_Required work_. Identify the lines that contain the string "会議録の閲覧" and report only how many there are.

Extracted records
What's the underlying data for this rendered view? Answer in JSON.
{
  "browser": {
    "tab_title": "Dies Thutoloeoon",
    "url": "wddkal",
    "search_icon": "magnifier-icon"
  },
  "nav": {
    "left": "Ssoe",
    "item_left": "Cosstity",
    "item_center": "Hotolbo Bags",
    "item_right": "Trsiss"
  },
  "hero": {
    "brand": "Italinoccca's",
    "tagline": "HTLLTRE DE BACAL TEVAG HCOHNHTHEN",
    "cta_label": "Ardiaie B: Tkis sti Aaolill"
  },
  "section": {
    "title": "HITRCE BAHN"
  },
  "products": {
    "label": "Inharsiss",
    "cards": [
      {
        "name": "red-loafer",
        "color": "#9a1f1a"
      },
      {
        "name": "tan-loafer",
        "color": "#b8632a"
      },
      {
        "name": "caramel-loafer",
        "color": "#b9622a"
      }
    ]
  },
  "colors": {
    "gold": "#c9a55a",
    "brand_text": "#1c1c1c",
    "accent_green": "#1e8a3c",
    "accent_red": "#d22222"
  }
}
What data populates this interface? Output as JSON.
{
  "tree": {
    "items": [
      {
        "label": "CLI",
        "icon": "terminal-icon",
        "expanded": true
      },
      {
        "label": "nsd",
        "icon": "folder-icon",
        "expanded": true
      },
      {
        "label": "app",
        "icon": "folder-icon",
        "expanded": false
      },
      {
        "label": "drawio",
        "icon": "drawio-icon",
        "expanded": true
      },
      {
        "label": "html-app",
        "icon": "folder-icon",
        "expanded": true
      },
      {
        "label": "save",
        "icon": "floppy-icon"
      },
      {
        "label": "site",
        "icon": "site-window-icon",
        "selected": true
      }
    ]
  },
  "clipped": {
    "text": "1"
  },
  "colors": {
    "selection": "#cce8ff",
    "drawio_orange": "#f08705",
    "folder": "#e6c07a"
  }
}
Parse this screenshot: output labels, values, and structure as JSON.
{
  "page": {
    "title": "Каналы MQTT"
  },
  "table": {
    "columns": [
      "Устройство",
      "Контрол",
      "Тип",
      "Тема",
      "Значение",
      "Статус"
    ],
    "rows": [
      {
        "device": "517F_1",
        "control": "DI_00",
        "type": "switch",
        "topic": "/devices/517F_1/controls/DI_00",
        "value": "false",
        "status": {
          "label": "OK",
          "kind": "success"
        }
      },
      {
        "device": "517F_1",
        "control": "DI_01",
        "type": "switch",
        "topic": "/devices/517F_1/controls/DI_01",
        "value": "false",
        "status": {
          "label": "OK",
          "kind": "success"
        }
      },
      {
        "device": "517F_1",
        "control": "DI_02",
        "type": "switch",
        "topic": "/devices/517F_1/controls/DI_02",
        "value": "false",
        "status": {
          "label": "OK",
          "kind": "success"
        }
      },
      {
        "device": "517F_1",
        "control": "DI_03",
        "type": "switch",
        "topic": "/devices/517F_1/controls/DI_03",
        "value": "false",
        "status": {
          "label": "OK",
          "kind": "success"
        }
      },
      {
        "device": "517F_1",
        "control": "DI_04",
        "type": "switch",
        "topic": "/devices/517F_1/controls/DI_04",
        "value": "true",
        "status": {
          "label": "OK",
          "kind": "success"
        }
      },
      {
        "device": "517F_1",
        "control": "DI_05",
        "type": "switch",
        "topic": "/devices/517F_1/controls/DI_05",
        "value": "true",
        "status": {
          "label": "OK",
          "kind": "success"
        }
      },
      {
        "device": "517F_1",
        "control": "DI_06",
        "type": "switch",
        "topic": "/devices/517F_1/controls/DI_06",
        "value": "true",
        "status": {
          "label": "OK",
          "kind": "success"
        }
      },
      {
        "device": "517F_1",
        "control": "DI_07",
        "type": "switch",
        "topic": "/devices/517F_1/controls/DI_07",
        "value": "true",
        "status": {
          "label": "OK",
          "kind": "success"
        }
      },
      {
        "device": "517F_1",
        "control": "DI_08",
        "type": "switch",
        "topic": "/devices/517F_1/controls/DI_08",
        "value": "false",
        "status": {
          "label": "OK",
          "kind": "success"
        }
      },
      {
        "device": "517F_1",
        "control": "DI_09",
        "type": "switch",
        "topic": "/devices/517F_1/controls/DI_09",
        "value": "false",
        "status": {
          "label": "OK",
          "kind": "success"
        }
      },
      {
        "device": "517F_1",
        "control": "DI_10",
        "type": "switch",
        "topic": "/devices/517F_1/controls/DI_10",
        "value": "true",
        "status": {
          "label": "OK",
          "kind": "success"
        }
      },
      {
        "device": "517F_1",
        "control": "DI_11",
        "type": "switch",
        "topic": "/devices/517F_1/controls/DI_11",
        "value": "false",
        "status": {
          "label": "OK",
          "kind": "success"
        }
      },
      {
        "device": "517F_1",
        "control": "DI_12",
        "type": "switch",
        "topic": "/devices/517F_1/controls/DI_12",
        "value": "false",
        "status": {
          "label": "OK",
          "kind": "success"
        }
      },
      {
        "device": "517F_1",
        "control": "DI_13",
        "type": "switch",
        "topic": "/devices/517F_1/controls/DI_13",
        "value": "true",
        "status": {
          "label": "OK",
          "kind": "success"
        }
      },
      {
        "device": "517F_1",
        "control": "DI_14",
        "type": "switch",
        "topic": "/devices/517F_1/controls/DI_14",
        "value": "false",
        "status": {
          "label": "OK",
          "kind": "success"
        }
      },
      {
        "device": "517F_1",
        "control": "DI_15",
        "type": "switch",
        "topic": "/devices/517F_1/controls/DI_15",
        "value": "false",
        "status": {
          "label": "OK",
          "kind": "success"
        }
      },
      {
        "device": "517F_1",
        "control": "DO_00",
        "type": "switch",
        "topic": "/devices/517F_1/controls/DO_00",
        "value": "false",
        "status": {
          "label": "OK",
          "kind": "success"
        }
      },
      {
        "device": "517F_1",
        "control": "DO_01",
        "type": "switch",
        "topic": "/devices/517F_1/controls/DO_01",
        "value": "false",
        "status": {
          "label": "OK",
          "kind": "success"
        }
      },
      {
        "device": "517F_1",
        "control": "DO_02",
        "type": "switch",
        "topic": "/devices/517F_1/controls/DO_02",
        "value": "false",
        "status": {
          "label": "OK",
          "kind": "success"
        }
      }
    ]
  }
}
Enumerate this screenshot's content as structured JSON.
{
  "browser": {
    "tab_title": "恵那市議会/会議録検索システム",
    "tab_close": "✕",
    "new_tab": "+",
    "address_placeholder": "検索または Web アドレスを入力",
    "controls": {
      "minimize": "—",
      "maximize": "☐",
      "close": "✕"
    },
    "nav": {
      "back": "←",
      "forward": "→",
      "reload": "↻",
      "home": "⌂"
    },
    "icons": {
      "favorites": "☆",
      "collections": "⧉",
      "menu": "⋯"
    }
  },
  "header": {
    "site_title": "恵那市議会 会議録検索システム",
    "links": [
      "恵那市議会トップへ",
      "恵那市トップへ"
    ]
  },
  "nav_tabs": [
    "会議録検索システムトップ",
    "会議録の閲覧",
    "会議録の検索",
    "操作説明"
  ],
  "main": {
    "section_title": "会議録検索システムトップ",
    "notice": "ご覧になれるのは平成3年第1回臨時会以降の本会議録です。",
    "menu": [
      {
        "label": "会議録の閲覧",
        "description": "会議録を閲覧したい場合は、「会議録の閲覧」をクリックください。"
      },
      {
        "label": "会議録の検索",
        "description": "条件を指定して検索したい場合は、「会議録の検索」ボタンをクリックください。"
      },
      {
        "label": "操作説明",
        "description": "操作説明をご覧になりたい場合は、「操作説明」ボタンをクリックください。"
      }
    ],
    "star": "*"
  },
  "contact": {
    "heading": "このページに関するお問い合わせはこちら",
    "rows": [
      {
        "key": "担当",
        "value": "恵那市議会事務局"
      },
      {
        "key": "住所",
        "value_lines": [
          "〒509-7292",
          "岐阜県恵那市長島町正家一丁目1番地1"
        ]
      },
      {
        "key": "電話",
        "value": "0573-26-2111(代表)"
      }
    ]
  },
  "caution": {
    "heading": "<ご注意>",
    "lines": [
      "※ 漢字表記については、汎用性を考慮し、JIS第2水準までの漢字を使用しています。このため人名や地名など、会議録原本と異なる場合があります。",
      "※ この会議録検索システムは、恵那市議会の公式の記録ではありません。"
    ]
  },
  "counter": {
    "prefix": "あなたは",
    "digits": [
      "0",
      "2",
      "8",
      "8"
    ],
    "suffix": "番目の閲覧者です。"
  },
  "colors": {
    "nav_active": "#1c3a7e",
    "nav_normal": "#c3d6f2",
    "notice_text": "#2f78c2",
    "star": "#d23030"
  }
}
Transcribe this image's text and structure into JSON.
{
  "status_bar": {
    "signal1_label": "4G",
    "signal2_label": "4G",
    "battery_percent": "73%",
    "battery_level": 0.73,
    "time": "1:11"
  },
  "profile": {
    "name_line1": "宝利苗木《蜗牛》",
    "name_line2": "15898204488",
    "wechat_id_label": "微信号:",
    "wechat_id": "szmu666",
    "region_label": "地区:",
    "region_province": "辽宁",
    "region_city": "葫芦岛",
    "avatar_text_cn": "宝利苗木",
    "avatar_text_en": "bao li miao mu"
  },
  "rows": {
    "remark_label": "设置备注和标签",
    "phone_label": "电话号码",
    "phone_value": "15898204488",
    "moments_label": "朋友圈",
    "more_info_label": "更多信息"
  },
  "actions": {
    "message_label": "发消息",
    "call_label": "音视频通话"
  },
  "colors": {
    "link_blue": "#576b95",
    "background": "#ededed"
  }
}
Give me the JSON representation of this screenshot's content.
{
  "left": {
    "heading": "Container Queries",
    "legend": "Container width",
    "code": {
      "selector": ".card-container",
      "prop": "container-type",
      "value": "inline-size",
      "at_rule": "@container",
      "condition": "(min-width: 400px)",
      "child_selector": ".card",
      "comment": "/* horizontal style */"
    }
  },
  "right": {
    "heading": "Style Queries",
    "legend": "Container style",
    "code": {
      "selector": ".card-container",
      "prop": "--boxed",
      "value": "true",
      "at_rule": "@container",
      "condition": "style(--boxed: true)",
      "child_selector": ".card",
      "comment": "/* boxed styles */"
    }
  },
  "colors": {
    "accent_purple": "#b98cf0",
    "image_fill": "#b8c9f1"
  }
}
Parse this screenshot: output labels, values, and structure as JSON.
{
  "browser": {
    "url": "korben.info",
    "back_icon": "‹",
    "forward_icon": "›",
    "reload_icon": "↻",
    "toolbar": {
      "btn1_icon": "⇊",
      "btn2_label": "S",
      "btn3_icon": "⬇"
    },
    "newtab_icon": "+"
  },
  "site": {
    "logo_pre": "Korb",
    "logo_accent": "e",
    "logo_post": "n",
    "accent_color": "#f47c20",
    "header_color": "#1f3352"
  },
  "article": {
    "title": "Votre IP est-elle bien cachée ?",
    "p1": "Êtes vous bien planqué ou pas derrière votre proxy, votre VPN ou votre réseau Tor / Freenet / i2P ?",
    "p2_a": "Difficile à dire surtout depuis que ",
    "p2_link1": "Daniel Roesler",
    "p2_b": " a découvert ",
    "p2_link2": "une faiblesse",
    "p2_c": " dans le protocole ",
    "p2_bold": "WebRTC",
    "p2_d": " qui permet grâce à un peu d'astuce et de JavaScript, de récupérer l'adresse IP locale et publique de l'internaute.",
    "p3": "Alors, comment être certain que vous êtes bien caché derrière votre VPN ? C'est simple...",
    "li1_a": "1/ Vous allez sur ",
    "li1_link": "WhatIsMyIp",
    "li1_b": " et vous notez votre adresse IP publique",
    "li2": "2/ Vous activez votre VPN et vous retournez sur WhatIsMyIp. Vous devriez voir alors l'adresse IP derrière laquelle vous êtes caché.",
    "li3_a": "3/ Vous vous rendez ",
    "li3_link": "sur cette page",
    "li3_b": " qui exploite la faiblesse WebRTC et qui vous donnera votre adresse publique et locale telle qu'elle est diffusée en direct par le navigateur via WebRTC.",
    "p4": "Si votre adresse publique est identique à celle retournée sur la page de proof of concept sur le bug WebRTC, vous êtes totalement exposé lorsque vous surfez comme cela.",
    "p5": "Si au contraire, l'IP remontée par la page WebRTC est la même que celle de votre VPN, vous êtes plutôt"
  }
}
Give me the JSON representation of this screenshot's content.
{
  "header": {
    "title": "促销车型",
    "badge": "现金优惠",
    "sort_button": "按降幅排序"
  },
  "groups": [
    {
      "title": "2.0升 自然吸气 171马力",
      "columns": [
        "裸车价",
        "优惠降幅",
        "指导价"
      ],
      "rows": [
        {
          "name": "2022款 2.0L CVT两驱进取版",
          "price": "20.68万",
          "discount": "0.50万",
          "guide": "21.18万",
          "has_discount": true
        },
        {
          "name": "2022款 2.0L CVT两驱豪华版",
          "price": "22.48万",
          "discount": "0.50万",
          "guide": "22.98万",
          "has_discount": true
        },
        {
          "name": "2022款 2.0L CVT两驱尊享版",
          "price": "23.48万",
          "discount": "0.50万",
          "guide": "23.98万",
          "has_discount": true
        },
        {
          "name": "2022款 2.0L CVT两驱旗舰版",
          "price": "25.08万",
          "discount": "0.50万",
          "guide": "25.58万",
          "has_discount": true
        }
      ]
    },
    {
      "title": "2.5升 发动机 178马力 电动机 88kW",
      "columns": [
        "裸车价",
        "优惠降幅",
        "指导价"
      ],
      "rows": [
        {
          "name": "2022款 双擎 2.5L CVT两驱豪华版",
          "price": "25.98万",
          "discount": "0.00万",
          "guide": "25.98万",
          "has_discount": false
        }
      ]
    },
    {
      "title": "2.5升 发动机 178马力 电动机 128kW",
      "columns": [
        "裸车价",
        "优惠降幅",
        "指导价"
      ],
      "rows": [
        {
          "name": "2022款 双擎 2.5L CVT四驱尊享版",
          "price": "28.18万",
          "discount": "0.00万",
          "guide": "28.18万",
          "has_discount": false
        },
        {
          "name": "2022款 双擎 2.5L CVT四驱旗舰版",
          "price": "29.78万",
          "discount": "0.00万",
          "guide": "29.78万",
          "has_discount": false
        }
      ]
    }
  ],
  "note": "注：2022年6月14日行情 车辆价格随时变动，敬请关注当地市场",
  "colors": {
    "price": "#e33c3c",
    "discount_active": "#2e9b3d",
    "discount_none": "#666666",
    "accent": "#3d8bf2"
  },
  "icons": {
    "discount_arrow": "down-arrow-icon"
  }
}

_Written solution_. 3